──────── RECORD EXTRACTS

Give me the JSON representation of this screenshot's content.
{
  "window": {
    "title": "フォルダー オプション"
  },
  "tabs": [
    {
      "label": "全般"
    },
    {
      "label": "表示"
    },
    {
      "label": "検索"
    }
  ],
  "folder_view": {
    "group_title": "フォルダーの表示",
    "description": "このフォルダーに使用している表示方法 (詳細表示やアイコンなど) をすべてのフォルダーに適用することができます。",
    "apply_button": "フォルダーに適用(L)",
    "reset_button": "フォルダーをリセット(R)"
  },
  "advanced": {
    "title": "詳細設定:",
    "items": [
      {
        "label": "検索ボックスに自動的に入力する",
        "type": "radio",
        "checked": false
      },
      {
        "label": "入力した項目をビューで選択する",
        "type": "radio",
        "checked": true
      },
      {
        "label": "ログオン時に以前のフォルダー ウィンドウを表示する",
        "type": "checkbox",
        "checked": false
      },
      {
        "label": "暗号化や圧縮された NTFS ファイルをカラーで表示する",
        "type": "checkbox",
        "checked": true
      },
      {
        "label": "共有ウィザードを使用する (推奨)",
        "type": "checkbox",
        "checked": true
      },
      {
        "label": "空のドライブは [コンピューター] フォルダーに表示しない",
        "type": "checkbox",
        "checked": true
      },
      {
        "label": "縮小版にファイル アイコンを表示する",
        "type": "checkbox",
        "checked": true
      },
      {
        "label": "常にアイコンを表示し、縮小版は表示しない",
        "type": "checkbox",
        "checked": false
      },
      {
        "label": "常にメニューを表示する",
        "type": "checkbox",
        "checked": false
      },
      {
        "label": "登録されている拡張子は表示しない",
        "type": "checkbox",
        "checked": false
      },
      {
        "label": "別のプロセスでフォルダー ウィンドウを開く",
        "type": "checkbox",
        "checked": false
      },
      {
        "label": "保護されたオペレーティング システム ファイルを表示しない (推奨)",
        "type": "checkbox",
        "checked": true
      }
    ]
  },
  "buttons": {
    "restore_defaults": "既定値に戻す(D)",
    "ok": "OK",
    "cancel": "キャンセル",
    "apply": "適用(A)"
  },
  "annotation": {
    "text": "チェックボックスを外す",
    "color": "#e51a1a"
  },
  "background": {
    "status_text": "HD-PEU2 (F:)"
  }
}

────────────────

● **DIRECTIONS FOR THIS TASK**: Print every record exactly as it was given.

● **EXERCISE OUTPUT**:
Give me the JSON representation of this screenshot's content.
{
  "window": {
    "title": "フォルダー オプション"
  },
  "tabs": [
    {
      "label": "全般"
    },
    {
      "label": "表示"
    },
    {
      "label": "検索"
    }
  ],
  "folder_view": {
    "group_title": "フォルダーの表示",
    "description": "このフォルダーに使用している表示方法 (詳細表示やアイコンなど) をすべてのフォルダーに適用することができます。",
    "apply_button": "フォルダーに適用(L)",
    "reset_button": "フォルダーをリセット(R)"
  },
  "advanced": {
    "title": "詳細設定:",
    "items": [
      {
        "label": "検索ボックスに自動的に入力する",
        "type": "radio",
        "checked": false
      },
      {
        "label": "入力した項目をビューで選択する",
        "type": "radio",
        "checked": true
      },
      {
        "label": "ログオン時に以前のフォルダー ウィンドウを表示する",
        "type": "checkbox",
        "checked": false
      },
      {
        "label": "暗号化や圧縮された NTFS ファイルをカラーで表示する",
        "type": "checkbox",
        "checked": true
      },
      {
        "label": "共有ウィザードを使用する (推奨)",
        "type": "checkbox",
        "checked": true
      },
      {
        "label": "空のドライブは [コンピューター] フォルダーに表示しない",
        "type": "checkbox",
        "checked": true
      },
      {
        "label": "縮小版にファイル アイコンを表示する",
        "type": "checkbox",
        "checked": true
      },
      {
        "label": "常にアイコンを表示し、縮小版は表示しない",
        "type": "checkbox",
        "checked": false
      },
      {
        "label": "常にメニューを表示する",
        "type": "checkbox",
        "checked": false
      },
      {
        "label": "登録されている拡張子は表示しない",
        "type": "checkbox",
        "checked": false
      },
      {
        "label": "別のプロセスでフォルダー ウィンドウを開く",
        "type": "checkbox",
        "checked": false
      },
      {
        "label": "保護されたオペレーティング システム ファイルを表示しない (推奨)",
        "type": "checkbox",
        "checked": true
      }
    ]
  },
  "buttons": {
    "restore_defaults": "既定値に戻す(D)",
    "ok": "OK",
    "cancel": "キャンセル",
    "apply": "適用(A)"
  },
  "annotation": {
    "text": "チェックボックスを外す",
    "color": "#e51a1a"
  },
  "background": {
    "status_text": "HD-PEU2 (F:)"
  }
}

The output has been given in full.